**Source data**:

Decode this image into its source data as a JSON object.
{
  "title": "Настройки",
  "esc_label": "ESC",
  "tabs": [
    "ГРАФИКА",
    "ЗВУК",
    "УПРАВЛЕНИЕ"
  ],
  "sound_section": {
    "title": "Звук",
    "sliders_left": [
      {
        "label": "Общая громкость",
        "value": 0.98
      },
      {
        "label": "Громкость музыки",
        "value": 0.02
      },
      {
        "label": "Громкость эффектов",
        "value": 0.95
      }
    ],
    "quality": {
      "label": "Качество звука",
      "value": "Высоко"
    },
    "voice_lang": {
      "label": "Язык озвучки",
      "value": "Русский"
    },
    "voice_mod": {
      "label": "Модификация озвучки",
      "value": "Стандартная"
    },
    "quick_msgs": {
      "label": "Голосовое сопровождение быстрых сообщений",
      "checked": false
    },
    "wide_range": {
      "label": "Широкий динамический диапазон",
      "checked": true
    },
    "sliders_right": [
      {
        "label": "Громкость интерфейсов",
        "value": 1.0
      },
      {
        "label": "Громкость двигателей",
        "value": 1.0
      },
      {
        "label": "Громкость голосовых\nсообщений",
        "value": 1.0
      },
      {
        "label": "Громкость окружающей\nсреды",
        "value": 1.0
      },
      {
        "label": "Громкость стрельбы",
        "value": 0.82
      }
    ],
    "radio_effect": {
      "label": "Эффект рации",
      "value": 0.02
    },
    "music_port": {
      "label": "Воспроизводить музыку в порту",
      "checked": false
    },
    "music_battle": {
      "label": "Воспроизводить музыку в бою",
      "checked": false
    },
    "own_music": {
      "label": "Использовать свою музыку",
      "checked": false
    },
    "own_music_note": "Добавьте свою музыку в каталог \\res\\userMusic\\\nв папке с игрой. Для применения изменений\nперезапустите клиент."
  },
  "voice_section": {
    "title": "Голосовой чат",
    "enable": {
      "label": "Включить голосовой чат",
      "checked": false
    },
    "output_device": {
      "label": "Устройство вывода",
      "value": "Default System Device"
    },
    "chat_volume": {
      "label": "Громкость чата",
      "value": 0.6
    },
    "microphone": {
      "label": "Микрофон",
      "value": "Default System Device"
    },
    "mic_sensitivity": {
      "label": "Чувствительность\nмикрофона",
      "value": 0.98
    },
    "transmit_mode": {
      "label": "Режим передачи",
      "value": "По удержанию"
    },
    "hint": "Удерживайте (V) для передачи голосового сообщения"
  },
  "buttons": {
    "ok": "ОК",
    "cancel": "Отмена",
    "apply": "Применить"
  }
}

**Exercise**:
Find every line with "title" in the listing and state how many there are, nothing else.

**Answer to this exercise**:
3